Aim:
In the entries that follow, how many lines hold the string "detached"? Give only that number.

Record excerpts:
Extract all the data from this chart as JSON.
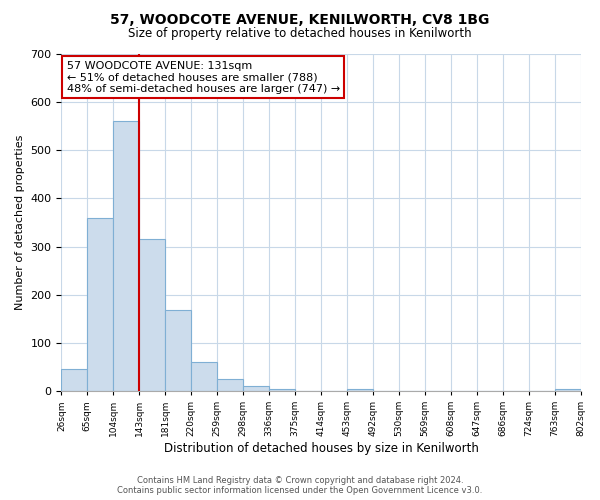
{
  "title": "57, WOODCOTE AVENUE, KENILWORTH, CV8 1BG",
  "subtitle": "Size of property relative to detached houses in Kenilworth",
  "bar_values": [
    45,
    360,
    560,
    315,
    168,
    60,
    25,
    10,
    5,
    0,
    0,
    5,
    0,
    0,
    0,
    0,
    0,
    0,
    0,
    5
  ],
  "categories": [
    "26sqm",
    "65sqm",
    "104sqm",
    "143sqm",
    "181sqm",
    "220sqm",
    "259sqm",
    "298sqm",
    "336sqm",
    "375sqm",
    "414sqm",
    "453sqm",
    "492sqm",
    "530sqm",
    "569sqm",
    "608sqm",
    "647sqm",
    "686sqm",
    "724sqm",
    "763sqm",
    "802sqm"
  ],
  "bar_color": "#ccdcec",
  "bar_edge_color": "#7fafd4",
  "vline_color": "#cc0000",
  "ylim": [
    0,
    700
  ],
  "yticks": [
    0,
    100,
    200,
    300,
    400,
    500,
    600,
    700
  ],
  "ylabel": "Number of detached properties",
  "xlabel": "Distribution of detached houses by size in Kenilworth",
  "annotation_title": "57 WOODCOTE AVENUE: 131sqm",
  "annotation_line1": "← 51% of detached houses are smaller (788)",
  "annotation_line2": "48% of semi-detached houses are larger (747) →",
  "annotation_box_color": "#ffffff",
  "annotation_box_edge": "#cc0000",
  "footer_line1": "Contains HM Land Registry data © Crown copyright and database right 2024.",
  "footer_line2": "Contains public sector information licensed under the Open Government Licence v3.0.",
  "background_color": "#ffffff",
  "grid_color": "#c8d8e8"
}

Response to the task:
5